-- BEGIN Source data --

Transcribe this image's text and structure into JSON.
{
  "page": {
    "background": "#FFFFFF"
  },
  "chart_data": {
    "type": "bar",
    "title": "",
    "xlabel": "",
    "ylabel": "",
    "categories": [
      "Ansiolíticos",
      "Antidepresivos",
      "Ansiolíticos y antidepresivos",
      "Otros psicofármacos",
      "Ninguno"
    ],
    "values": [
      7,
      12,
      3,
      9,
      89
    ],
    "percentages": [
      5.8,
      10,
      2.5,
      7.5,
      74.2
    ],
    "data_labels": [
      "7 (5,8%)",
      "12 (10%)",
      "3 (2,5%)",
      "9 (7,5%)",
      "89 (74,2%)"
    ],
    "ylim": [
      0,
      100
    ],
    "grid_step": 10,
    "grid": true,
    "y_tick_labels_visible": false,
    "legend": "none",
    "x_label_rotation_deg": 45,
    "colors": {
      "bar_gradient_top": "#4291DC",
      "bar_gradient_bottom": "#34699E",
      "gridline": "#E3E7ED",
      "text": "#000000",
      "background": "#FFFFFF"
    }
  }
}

-- END Source data --

### Instruction:
Quote the whole listing above, leaving nothing out.

### Output:
Transcribe this image's text and structure into JSON.
{
  "page": {
    "background": "#FFFFFF"
  },
  "chart_data": {
    "type": "bar",
    "title": "",
    "xlabel": "",
    "ylabel": "",
    "categories": [
      "Ansiolíticos",
      "Antidepresivos",
      "Ansiolíticos y antidepresivos",
      "Otros psicofármacos",
      "Ninguno"
    ],
    "values": [
      7,
      12,
      3,
      9,
      89
    ],
    "percentages": [
      5.8,
      10,
      2.5,
      7.5,
      74.2
    ],
    "data_labels": [
      "7 (5,8%)",
      "12 (10%)",
      "3 (2,5%)",
      "9 (7,5%)",
      "89 (74,2%)"
    ],
    "ylim": [
      0,
      100
    ],
    "grid_step": 10,
    "grid": true,
    "y_tick_labels_visible": false,
    "legend": "none",
    "x_label_rotation_deg": 45,
    "colors": {
      "bar_gradient_top": "#4291DC",
      "bar_gradient_bottom": "#34699E",
      "gridline": "#E3E7ED",
      "text": "#000000",
      "background": "#FFFFFF"
    }
  }
}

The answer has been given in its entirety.